> What you should do:
Find the lines holding "JSON" and copy them.

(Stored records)
►
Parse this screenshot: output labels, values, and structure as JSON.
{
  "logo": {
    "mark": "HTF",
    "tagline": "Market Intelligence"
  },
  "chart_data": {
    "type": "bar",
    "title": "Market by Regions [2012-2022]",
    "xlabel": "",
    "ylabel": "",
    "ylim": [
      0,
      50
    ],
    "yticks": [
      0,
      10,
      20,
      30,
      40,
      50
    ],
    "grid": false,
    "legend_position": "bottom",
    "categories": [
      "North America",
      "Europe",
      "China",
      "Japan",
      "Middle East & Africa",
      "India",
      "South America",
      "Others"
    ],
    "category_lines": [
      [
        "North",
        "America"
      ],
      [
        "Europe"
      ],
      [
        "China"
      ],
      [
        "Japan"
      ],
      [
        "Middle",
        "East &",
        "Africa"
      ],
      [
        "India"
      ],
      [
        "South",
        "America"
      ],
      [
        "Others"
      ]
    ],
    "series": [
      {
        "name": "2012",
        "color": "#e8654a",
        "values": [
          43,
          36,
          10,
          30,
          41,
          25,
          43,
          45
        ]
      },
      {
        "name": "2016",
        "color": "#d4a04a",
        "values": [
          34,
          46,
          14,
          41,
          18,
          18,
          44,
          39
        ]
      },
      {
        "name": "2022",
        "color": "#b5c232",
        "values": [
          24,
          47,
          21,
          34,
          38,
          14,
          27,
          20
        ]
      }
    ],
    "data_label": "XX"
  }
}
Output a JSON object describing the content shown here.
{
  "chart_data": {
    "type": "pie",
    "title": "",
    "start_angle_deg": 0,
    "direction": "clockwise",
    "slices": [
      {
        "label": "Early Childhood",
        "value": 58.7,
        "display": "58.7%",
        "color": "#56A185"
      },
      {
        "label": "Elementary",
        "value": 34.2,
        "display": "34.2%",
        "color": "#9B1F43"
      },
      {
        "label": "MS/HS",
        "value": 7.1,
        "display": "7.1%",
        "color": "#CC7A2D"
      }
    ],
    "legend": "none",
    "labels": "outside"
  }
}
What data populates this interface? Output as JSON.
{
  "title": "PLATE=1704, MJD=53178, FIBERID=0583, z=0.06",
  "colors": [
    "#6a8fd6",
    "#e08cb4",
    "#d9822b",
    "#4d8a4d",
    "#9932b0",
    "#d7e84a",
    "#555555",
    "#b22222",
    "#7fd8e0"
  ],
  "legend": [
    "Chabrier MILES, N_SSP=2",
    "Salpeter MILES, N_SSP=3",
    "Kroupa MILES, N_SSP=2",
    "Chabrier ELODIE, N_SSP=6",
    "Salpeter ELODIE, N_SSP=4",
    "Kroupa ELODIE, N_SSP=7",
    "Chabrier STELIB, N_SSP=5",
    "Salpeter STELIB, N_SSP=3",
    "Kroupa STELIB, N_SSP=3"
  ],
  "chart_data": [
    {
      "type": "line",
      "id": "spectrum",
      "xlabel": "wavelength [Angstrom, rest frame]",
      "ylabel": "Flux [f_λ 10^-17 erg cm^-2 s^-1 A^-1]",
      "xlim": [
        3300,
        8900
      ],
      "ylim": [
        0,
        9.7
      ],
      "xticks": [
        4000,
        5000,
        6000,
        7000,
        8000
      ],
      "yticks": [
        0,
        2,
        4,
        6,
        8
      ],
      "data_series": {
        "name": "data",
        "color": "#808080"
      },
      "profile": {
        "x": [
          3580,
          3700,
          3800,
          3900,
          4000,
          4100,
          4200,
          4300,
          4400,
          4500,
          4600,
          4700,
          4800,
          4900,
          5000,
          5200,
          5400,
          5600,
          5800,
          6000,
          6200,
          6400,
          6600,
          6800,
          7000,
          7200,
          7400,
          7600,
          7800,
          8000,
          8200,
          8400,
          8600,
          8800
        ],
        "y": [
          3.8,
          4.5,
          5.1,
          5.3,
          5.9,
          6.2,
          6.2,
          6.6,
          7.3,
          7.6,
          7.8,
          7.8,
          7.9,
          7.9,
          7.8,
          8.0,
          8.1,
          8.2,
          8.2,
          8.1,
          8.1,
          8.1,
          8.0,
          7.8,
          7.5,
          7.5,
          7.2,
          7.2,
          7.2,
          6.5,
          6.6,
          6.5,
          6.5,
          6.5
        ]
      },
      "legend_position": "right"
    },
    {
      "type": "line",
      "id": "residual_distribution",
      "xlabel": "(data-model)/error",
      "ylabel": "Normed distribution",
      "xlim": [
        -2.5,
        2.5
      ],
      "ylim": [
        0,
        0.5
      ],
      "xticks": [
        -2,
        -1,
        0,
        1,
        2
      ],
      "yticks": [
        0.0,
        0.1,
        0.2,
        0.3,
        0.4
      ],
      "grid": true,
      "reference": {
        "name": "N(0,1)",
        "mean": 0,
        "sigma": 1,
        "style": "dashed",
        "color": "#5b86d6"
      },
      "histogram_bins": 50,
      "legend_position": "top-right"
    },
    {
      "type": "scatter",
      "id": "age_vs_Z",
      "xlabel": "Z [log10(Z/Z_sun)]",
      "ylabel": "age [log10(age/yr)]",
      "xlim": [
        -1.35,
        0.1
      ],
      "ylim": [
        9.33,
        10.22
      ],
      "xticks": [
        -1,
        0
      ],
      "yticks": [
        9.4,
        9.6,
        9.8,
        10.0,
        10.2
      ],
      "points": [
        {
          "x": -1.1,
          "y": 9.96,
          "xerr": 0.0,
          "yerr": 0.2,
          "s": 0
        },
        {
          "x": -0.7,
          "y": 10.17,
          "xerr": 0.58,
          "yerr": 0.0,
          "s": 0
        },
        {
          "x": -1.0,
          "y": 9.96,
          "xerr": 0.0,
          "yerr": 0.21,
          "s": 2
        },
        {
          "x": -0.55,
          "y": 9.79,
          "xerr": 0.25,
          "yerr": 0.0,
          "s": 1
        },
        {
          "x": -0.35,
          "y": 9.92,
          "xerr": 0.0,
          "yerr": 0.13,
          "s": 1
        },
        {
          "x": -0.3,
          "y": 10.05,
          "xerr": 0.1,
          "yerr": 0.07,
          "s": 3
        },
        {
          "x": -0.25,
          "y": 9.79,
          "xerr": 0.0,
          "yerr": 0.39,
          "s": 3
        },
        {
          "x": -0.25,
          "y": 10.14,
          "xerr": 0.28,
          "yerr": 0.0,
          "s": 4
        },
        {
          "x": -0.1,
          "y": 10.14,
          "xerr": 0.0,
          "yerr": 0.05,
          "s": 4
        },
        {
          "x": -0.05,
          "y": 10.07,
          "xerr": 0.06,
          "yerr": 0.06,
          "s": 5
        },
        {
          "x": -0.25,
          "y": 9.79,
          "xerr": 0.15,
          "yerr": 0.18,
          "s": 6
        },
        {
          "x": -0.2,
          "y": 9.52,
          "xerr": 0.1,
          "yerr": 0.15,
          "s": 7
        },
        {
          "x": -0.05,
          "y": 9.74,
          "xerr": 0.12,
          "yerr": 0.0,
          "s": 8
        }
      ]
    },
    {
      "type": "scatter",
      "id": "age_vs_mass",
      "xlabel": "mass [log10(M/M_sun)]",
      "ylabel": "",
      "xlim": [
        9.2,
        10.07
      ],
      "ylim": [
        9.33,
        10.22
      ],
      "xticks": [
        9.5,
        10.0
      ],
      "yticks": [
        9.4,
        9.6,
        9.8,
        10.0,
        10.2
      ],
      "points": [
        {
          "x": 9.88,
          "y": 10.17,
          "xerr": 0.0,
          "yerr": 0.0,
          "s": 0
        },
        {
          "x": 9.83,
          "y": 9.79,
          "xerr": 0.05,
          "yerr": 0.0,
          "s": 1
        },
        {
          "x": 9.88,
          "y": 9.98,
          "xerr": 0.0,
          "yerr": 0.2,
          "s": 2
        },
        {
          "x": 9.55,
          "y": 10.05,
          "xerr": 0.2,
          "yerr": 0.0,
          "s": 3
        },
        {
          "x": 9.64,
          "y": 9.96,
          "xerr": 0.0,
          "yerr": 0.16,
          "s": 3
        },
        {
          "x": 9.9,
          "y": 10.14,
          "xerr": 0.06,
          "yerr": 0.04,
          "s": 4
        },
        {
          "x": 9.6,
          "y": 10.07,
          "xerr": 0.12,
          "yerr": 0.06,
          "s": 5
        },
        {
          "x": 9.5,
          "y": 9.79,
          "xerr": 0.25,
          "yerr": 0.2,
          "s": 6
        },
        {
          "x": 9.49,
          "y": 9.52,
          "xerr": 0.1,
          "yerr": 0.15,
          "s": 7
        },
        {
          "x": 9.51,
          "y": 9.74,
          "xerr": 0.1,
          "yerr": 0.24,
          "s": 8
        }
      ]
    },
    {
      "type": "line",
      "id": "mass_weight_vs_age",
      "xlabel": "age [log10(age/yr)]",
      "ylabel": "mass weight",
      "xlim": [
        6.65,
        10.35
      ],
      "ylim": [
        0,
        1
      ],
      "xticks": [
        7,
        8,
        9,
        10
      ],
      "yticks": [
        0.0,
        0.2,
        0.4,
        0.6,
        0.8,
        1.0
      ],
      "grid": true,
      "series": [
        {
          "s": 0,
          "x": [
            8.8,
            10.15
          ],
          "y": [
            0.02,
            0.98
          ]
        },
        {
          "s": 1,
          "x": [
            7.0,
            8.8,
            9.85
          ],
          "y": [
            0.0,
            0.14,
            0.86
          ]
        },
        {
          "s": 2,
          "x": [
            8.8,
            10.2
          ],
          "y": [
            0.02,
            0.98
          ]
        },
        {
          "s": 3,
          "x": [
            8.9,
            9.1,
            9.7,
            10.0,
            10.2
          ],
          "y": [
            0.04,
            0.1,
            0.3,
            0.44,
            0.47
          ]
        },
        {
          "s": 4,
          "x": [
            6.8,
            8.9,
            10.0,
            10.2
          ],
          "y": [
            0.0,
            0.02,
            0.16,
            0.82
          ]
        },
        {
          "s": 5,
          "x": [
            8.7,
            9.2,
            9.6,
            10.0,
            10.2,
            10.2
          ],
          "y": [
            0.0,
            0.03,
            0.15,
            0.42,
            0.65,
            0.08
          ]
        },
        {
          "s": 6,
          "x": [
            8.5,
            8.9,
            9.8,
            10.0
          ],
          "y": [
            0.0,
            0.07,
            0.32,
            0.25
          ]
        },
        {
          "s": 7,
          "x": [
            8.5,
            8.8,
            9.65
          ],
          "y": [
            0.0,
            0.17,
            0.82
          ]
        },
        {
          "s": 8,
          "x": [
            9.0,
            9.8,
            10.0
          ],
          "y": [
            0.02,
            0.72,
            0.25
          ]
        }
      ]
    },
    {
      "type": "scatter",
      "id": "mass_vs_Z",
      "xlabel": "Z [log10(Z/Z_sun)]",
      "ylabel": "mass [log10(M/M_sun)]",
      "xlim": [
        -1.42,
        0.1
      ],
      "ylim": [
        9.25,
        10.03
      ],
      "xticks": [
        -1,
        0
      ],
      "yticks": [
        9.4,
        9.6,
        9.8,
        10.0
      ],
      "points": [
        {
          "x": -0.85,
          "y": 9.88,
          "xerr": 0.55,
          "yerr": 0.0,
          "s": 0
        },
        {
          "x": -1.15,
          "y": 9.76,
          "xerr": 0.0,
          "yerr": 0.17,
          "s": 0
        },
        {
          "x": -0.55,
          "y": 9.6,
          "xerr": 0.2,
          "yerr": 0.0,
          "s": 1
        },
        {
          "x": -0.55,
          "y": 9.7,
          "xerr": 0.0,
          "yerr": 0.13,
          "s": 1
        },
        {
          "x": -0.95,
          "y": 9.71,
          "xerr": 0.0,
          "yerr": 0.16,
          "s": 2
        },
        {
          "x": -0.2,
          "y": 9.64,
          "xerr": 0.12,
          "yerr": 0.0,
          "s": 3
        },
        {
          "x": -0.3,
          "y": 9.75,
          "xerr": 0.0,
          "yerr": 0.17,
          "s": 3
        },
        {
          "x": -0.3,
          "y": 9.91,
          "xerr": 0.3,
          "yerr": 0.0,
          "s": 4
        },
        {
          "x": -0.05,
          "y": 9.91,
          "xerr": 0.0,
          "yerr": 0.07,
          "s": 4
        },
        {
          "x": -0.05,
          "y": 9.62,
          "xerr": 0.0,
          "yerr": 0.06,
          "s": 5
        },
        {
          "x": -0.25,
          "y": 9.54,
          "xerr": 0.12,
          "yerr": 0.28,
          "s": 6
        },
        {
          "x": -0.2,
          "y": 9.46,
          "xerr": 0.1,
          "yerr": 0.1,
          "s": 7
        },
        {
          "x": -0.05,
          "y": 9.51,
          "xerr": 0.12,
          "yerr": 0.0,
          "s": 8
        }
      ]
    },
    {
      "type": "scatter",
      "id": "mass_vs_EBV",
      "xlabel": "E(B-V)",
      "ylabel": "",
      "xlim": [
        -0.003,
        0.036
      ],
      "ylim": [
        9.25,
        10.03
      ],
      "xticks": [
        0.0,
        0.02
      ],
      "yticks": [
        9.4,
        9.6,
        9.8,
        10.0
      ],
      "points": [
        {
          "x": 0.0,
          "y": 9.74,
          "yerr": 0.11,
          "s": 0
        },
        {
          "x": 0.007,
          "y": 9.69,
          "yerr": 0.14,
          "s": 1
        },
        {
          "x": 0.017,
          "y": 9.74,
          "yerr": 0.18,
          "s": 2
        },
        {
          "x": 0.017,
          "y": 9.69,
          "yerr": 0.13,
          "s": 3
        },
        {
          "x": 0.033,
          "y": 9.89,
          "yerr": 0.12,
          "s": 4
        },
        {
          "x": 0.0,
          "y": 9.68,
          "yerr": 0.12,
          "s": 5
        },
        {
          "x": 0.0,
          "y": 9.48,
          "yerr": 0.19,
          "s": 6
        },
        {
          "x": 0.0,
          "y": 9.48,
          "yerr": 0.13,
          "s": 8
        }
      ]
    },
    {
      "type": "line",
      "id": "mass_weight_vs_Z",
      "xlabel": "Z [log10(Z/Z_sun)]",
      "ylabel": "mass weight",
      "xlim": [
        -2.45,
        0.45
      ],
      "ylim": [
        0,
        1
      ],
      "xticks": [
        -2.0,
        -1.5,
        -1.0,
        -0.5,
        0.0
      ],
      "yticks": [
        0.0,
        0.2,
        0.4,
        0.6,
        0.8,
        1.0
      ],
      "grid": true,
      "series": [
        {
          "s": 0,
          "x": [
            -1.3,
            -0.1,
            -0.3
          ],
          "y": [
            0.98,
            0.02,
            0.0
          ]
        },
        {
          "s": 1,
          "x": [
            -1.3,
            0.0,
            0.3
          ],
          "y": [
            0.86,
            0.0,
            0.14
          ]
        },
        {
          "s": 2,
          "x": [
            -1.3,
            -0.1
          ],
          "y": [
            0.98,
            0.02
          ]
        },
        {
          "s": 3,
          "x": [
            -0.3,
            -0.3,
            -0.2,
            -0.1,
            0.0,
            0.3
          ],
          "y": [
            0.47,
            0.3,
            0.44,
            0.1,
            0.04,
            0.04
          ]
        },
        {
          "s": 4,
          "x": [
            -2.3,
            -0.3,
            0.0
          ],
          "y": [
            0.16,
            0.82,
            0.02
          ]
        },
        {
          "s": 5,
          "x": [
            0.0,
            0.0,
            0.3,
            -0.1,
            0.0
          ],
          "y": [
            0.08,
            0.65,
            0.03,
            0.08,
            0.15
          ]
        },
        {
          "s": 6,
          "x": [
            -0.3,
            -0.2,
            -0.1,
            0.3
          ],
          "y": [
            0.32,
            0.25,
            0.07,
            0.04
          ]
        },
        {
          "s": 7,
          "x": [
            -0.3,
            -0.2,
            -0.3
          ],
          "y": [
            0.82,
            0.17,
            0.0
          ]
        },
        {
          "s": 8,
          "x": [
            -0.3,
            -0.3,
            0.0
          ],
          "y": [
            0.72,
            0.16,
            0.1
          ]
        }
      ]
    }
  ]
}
◄
> Finished exercise:
Parse this screenshot: output labels, values, and structure as JSON.
Output a JSON object describing the content shown here.
What data populates this interface? Output as JSON.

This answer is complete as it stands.